Transcribe all the records with complete accuracy.

### The input
════

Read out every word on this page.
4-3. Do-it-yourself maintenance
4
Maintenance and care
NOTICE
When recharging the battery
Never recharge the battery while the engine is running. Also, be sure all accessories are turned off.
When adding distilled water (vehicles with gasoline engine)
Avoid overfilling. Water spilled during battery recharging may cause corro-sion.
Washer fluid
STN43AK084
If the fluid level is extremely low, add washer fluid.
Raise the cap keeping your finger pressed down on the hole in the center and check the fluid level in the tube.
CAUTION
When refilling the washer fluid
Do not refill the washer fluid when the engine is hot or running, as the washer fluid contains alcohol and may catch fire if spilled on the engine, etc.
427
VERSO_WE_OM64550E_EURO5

════

### Solution
Read out every word on this page.
4-3. Do-it-yourself maintenance
4
Maintenance and care
NOTICE
When recharging the battery
Never recharge the battery while the engine is running. Also, be sure all accessories are turned off.
When adding distilled water (vehicles with gasoline engine)
Avoid overfilling. Water spilled during battery recharging may cause corro-sion.
Washer fluid
STN43AK084
If the fluid level is extremely low, add washer fluid.
Raise the cap keeping your finger pressed down on the hole in the center and check the fluid level in the tube.
CAUTION
When refilling the washer fluid
Do not refill the washer fluid when the engine is hot or running, as the washer fluid contains alcohol and may catch fire if spilled on the engine, etc.
427
VERSO_WE_OM64550E_EURO5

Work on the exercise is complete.